WHAT TO DO: Write out the whole listing again, exactly.

____

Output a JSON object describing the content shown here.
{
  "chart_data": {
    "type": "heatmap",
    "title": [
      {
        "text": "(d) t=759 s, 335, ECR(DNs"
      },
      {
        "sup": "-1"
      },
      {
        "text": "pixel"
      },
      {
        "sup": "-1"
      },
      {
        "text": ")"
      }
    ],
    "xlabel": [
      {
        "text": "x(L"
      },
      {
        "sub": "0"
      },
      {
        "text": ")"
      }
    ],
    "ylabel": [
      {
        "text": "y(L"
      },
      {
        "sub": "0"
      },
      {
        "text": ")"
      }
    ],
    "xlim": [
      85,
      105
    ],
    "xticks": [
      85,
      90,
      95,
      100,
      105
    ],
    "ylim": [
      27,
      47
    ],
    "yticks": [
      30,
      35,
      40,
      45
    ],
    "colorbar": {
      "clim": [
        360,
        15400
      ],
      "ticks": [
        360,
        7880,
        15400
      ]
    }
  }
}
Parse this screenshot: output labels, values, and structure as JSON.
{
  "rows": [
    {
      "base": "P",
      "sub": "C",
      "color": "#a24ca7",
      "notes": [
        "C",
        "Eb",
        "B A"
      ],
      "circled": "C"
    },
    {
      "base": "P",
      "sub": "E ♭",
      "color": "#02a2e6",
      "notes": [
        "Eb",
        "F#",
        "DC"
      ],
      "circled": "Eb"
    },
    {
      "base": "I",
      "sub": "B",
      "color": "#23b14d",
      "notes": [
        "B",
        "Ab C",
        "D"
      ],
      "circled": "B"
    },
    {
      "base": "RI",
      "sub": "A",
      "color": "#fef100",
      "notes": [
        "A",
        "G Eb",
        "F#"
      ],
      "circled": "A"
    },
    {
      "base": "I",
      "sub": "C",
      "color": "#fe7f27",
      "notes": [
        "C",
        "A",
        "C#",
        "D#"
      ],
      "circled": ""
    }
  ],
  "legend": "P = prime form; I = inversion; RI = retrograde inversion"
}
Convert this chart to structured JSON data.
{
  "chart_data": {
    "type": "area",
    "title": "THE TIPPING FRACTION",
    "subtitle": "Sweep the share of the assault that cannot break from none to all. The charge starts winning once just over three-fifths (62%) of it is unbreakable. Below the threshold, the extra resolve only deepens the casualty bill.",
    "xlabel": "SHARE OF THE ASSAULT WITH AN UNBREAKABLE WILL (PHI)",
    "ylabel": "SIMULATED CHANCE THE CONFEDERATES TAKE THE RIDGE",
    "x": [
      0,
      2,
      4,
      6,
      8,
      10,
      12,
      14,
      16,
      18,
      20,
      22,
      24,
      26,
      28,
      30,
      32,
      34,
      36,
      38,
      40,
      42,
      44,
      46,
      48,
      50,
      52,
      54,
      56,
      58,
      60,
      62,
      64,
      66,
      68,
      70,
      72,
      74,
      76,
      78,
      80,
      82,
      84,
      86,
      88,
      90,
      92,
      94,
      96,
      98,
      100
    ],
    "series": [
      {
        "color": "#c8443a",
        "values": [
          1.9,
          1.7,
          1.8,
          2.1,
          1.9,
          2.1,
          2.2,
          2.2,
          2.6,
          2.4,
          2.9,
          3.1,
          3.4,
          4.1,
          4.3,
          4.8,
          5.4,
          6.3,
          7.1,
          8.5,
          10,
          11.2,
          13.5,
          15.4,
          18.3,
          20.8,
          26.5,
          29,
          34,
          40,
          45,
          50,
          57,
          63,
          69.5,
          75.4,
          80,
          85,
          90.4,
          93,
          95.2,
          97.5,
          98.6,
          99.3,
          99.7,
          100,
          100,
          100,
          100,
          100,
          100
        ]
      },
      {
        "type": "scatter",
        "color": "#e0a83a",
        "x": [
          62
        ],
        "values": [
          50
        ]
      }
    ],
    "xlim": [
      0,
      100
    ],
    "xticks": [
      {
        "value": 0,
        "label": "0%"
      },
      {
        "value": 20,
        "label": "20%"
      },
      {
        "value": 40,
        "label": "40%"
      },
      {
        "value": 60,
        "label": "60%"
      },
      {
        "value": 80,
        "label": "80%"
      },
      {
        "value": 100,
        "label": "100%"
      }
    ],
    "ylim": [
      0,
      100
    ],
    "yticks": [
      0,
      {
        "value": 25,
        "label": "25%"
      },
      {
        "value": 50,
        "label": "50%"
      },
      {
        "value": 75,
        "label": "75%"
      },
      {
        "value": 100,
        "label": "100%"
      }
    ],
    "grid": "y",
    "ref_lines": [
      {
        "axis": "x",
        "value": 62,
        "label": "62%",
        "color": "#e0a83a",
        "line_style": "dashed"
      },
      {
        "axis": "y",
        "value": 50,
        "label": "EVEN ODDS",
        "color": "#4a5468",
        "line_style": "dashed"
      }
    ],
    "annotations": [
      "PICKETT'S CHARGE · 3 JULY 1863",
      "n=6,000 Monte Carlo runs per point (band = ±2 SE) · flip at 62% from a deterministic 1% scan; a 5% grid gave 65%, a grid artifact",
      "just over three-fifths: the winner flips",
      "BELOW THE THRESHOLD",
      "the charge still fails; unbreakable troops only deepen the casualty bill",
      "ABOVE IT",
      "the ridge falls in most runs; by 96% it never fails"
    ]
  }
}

____

ANSWER TO THIS EXERCISE:
Output a JSON object describing the content shown here.
{
  "chart_data": {
    "type": "heatmap",
    "title": [
      {
        "text": "(d) t=759 s, 335, ECR(DNs"
      },
      {
        "sup": "-1"
      },
      {
        "text": "pixel"
      },
      {
        "sup": "-1"
      },
      {
        "text": ")"
      }
    ],
    "xlabel": [
      {
        "text": "x(L"
      },
      {
        "sub": "0"
      },
      {
        "text": ")"
      }
    ],
    "ylabel": [
      {
        "text": "y(L"
      },
      {
        "sub": "0"
      },
      {
        "text": ")"
      }
    ],
    "xlim": [
      85,
      105
    ],
    "xticks": [
      85,
      90,
      95,
      100,
      105
    ],
    "ylim": [
      27,
      47
    ],
    "yticks": [
      30,
      35,
      40,
      45
    ],
    "colorbar": {
      "clim": [
        360,
        15400
      ],
      "ticks": [
        360,
        7880,
        15400
      ]
    }
  }
}
Parse this screenshot: output labels, values, and structure as JSON.
{
  "rows": [
    {
      "base": "P",
      "sub": "C",
      "color": "#a24ca7",
      "notes": [
        "C",
        "Eb",
        "B A"
      ],
      "circled": "C"
    },
    {
      "base": "P",
      "sub": "E ♭",
      "color": "#02a2e6",
      "notes": [
        "Eb",
        "F#",
        "DC"
      ],
      "circled": "Eb"
    },
    {
      "base": "I",
      "sub": "B",
      "color": "#23b14d",
      "notes": [
        "B",
        "Ab C",
        "D"
      ],
      "circled": "B"
    },
    {
      "base": "RI",
      "sub": "A",
      "color": "#fef100",
      "notes": [
        "A",
        "G Eb",
        "F#"
      ],
      "circled": "A"
    },
    {
      "base": "I",
      "sub": "C",
      "color": "#fe7f27",
      "notes": [
        "C",
        "A",
        "C#",
        "D#"
      ],
      "circled": ""
    }
  ],
  "legend": "P = prime form; I = inversion; RI = retrograde inversion"
}
Convert this chart to structured JSON data.
{
  "chart_data": {
    "type": "area",
    "title": "THE TIPPING FRACTION",
    "subtitle": "Sweep the share of the assault that cannot break from none to all. The charge starts winning once just over three-fifths (62%) of it is unbreakable. Below the threshold, the extra resolve only deepens the casualty bill.",
    "xlabel": "SHARE OF THE ASSAULT WITH AN UNBREAKABLE WILL (PHI)",
    "ylabel": "SIMULATED CHANCE THE CONFEDERATES TAKE THE RIDGE",
    "x": [
      0,
      2,
      4,
      6,
      8,
      10,
      12,
      14,
      16,
      18,
      20,
      22,
      24,
      26,
      28,
      30,
      32,
      34,
      36,
      38,
      40,
      42,
      44,
      46,
      48,
      50,
      52,
      54,
      56,
      58,
      60,
      62,
      64,
      66,
      68,
      70,
      72,
      74,
      76,
      78,
      80,
      82,
      84,
      86,
      88,
      90,
      92,
      94,
      96,
      98,
      100
    ],
    "series": [
      {
        "color": "#c8443a",
        "values": [
          1.9,
          1.7,
          1.8,
          2.1,
          1.9,
          2.1,
          2.2,
          2.2,
          2.6,
          2.4,
          2.9,
          3.1,
          3.4,
          4.1,
          4.3,
          4.8,
          5.4,
          6.3,
          7.1,
          8.5,
          10,
          11.2,
          13.5,
          15.4,
          18.3,
          20.8,
          26.5,
          29,
          34,
          40,
          45,
          50,
          57,
          63,
          69.5,
          75.4,
          80,
          85,
          90.4,
          93,
          95.2,
          97.5,
          98.6,
          99.3,
          99.7,
          100,
          100,
          100,
          100,
          100,
          100
        ]
      },
      {
        "type": "scatter",
        "color": "#e0a83a",
        "x": [
          62
        ],
        "values": [
          50
        ]
      }
    ],
    "xlim": [
      0,
      100
    ],
    "xticks": [
      {
        "value": 0,
        "label": "0%"
      },
      {
        "value": 20,
        "label": "20%"
      },
      {
        "value": 40,
        "label": "40%"
      },
      {
        "value": 60,
        "label": "60%"
      },
      {
        "value": 80,
        "label": "80%"
      },
      {
        "value": 100,
        "label": "100%"
      }
    ],
    "ylim": [
      0,
      100
    ],
    "yticks": [
      0,
      {
        "value": 25,
        "label": "25%"
      },
      {
        "value": 50,
        "label": "50%"
      },
      {
        "value": 75,
        "label": "75%"
      },
      {
        "value": 100,
        "label": "100%"
      }
    ],
    "grid": "y",
    "ref_lines": [
      {
        "axis": "x",
        "value": 62,
        "label": "62%",
        "color": "#e0a83a",
        "line_style": "dashed"
      },
      {
        "axis": "y",
        "value": 50,
        "label": "EVEN ODDS",
        "color": "#4a5468",
        "line_style": "dashed"
      }
    ],
    "annotations": [
      "PICKETT'S CHARGE · 3 JULY 1863",
      "n=6,000 Monte Carlo runs per point (band = ±2 SE) · flip at 62% from a deterministic 1% scan; a 5% grid gave 65%, a grid artifact",
      "just over three-fifths: the winner flips",
      "BELOW THE THRESHOLD",
      "the charge still fails; unbreakable troops only deepen the casualty bill",
      "ABOVE IT",
      "the ridge falls in most runs; by 96% it never fails"
    ]
  }
}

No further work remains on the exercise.